§ **STATED EXERCISE**
In the data lines between the one holding "pencil-bar <box>1097 168 1139 306</box>" and the one holding "page-title: Brand Name", inclusive, rename "tube-cap" to "tube-top" and leave everything else unchanged. Return only those lines.

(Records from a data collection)
START

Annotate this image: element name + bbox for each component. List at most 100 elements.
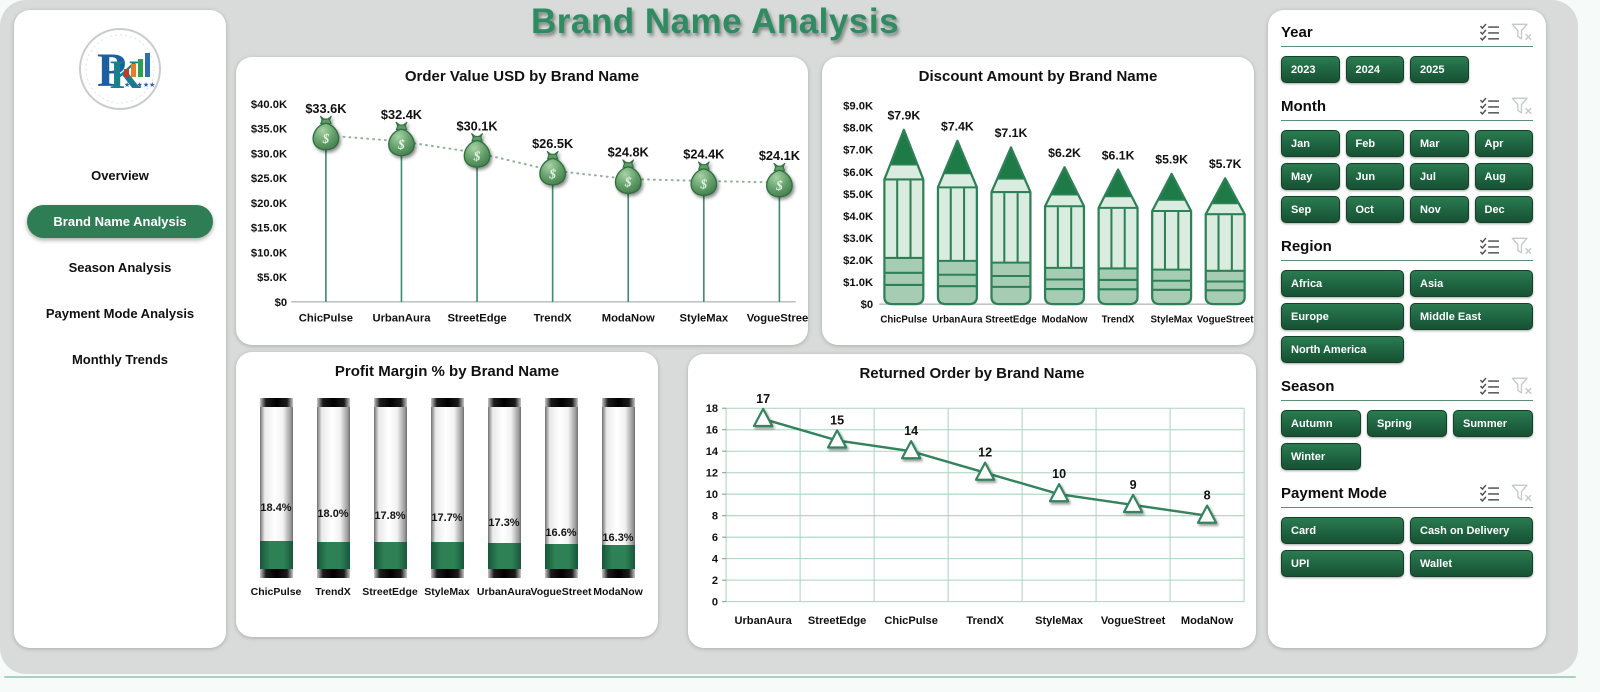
pencil-bar <box>1097 168 1139 306</box>
x-axis-label: StyleMax <box>1035 615 1084 627</box>
slicer-option-north-america[interactable]: North America <box>1281 336 1404 363</box>
slicer-option-africa[interactable]: Africa <box>1281 270 1404 297</box>
sidebar-item-brand-name-analysis[interactable]: Brand Name Analysis <box>27 205 213 238</box>
tube-bar: 16.3% ModaNow <box>590 398 646 600</box>
chart-title: Order Value USD by Brand Name <box>404 68 640 85</box>
pencil-bar <box>990 146 1032 306</box>
svg-text:P: P <box>97 44 126 97</box>
clear-filter-icon-wrap[interactable] <box>1510 22 1533 42</box>
sidebar-item-overview[interactable]: Overview <box>91 168 149 183</box>
data-label: 14 <box>904 424 918 438</box>
data-label: 16.3% <box>602 532 634 544</box>
slicer-option-cash-on-delivery[interactable]: Cash on Delivery <box>1410 517 1533 544</box>
tube-cap <box>316 569 350 578</box>
select-all-icon[interactable] <box>1479 23 1500 42</box>
tube-cap <box>259 569 293 578</box>
slicer-divider <box>1281 46 1533 47</box>
brand-logo: P K ★★★★★ <box>79 28 161 110</box>
slicer-option-apr[interactable]: Apr <box>1474 130 1533 157</box>
select-all-icon[interactable] <box>1479 484 1500 503</box>
select-all-icon-wrap[interactable] <box>1479 484 1500 503</box>
tube-fill <box>487 543 521 569</box>
page-title: Brand Name Analysis <box>530 2 900 41</box>
tube-cap <box>316 398 350 407</box>
slicer-option-europe[interactable]: Europe <box>1281 303 1404 330</box>
select-all-icon-wrap[interactable] <box>1479 237 1500 256</box>
tube-bar: 18.0% TrendX <box>305 398 361 600</box>
clear-filter-icon-wrap[interactable] <box>1510 96 1533 116</box>
slicer-option-winter[interactable]: Winter <box>1281 443 1361 470</box>
slicer-option-autumn[interactable]: Autumn <box>1281 410 1361 437</box>
data-label: 10 <box>1052 467 1066 481</box>
x-axis-label: StreetEdge <box>362 586 418 598</box>
slicer-option-nov[interactable]: Nov <box>1410 196 1469 223</box>
y-axis-tick: 4 <box>712 554 719 566</box>
x-axis-label: VogueStreet <box>1101 615 1166 627</box>
x-axis-label: TrendX <box>534 312 573 324</box>
y-axis-tick: $20.0K <box>251 198 287 210</box>
y-axis-tick: $1.0K <box>843 277 874 289</box>
clear-filter-icon[interactable] <box>1510 236 1533 256</box>
x-axis-label: StreetEdge <box>808 615 867 627</box>
sidebar-item-season-analysis[interactable]: Season Analysis <box>68 260 172 275</box>
x-axis-label: UrbanAura <box>734 615 792 627</box>
slicer-option-2025[interactable]: 2025 <box>1410 56 1469 83</box>
sidebar-item-payment-mode-analysis[interactable]: Payment Mode Analysis <box>45 306 195 321</box>
data-label: 18.0% <box>317 508 349 520</box>
svg-text:$: $ <box>775 178 783 193</box>
slicer-option-jul[interactable]: Jul <box>1410 163 1469 190</box>
clear-filter-icon-wrap[interactable] <box>1510 483 1533 503</box>
slicer-option-dec[interactable]: Dec <box>1474 196 1533 223</box>
data-label: $5.9K <box>1155 153 1188 167</box>
select-all-icon[interactable] <box>1479 237 1500 256</box>
y-axis-tick: $30.0K <box>251 148 287 160</box>
slicer-option-card[interactable]: Card <box>1281 517 1404 544</box>
x-axis-label: ChicPulse <box>250 586 302 598</box>
slicer-option-jun[interactable]: Jun <box>1345 163 1404 190</box>
slicer-option-2023[interactable]: 2023 <box>1281 56 1340 83</box>
slicer-option-upi[interactable]: UPI <box>1281 550 1404 577</box>
slicer-option-sep[interactable]: Sep <box>1281 196 1340 223</box>
x-axis-label: UrbanAura <box>932 315 983 326</box>
select-all-icon[interactable] <box>1479 97 1500 116</box>
sidebar-nav: Overview Brand Name Analysis Season Analys… <box>14 159 226 376</box>
slicer-option-aug[interactable]: Aug <box>1474 163 1533 190</box>
slicer-option-may[interactable]: May <box>1281 163 1340 190</box>
data-label: 9 <box>1130 478 1137 492</box>
money-bag-icon: $ <box>388 121 415 157</box>
x-axis-label: ChicPulse <box>880 315 928 326</box>
slicer-option-jan[interactable]: Jan <box>1281 130 1340 157</box>
select-all-icon-wrap[interactable] <box>1479 377 1500 396</box>
slicer-option-summer[interactable]: Summer <box>1453 410 1533 437</box>
y-axis-tick: $35.0K <box>251 124 287 136</box>
x-axis-label: ModaNow <box>1181 615 1234 627</box>
tube-cap <box>487 569 521 578</box>
slicer-option-mar[interactable]: Mar <box>1410 130 1469 157</box>
slicer-option-feb[interactable]: Feb <box>1345 130 1404 157</box>
slicer-option-spring[interactable]: Spring <box>1367 410 1447 437</box>
clear-filter-icon[interactable] <box>1510 22 1533 42</box>
slicer-option-middle-east[interactable]: Middle East <box>1410 303 1533 330</box>
select-all-icon-wrap[interactable] <box>1479 97 1500 116</box>
y-axis-tick: 2 <box>712 575 718 587</box>
money-bag-icon: $ <box>539 150 567 186</box>
x-axis-label: UrbanAura <box>476 586 532 598</box>
clear-filter-icon-wrap[interactable] <box>1510 236 1533 256</box>
slicer-option-asia[interactable]: Asia <box>1410 270 1533 297</box>
sidebar-item-monthly-trends[interactable]: Monthly Trends <box>71 352 169 367</box>
slicer-option-2024[interactable]: 2024 <box>1345 56 1404 83</box>
clear-filter-icon-wrap[interactable] <box>1510 376 1533 396</box>
select-all-icon-wrap[interactable] <box>1479 23 1500 42</box>
slicer-option-wallet[interactable]: Wallet <box>1410 550 1533 577</box>
clear-filter-icon[interactable] <box>1510 483 1533 503</box>
tube-bar: 17.7% StyleMax <box>419 398 475 600</box>
select-all-icon[interactable] <box>1479 377 1500 396</box>
y-axis-tick: $5.0K <box>257 272 287 284</box>
y-axis-tick: 6 <box>712 532 718 544</box>
clear-filter-icon[interactable] <box>1510 376 1533 396</box>
slicer-option-oct[interactable]: Oct <box>1345 196 1404 223</box>
data-label: 15 <box>830 413 844 427</box>
x-axis-label: UrbanAura <box>372 312 431 324</box>
y-axis-tick: $8.0K <box>843 123 874 135</box>
clear-filter-icon[interactable] <box>1510 96 1533 116</box>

END

§ **RESULT OF THIS TASK**
pencil-bar <box>1097 168 1139 306</box>
x-axis-label: StyleMax <box>1035 615 1084 627</box>
slicer-option-north-america[interactable]: North America <box>1281 336 1404 363</box>
slicer-option-africa[interactable]: Africa <box>1281 270 1404 297</box>
sidebar-item-brand-name-analysis[interactable]: Brand Name Analysis <box>27 205 213 238</box>
tube-bar: 16.3% ModaNow <box>590 398 646 600</box>
chart-title: Order Value USD by Brand Name <box>404 68 640 85</box>
pencil-bar <box>990 146 1032 306</box>
svg-text:P: P <box>97 44 126 97</box>
clear-filter-icon-wrap[interactable] <box>1510 22 1533 42</box>
sidebar-item-overview[interactable]: Overview <box>91 168 149 183</box>
data-label: 14 <box>904 424 918 438</box>
data-label: 16.3% <box>602 532 634 544</box>
slicer-option-cash-on-delivery[interactable]: Cash on Delivery <box>1410 517 1533 544</box>
tube-top <box>316 569 350 578</box>
select-all-icon[interactable] <box>1479 23 1500 42</box>
tube-top <box>259 569 293 578</box>
slicer-divider <box>1281 46 1533 47</box>
brand-logo: P K ★★★★★ <box>79 28 161 110</box>
slicer-option-apr[interactable]: Apr <box>1474 130 1533 157</box>
select-all-icon[interactable] <box>1479 484 1500 503</box>
select-all-icon-wrap[interactable] <box>1479 484 1500 503</box>
tube-fill <box>487 543 521 569</box>
page-title: Brand Name Analysis <box>530 2 900 41</box>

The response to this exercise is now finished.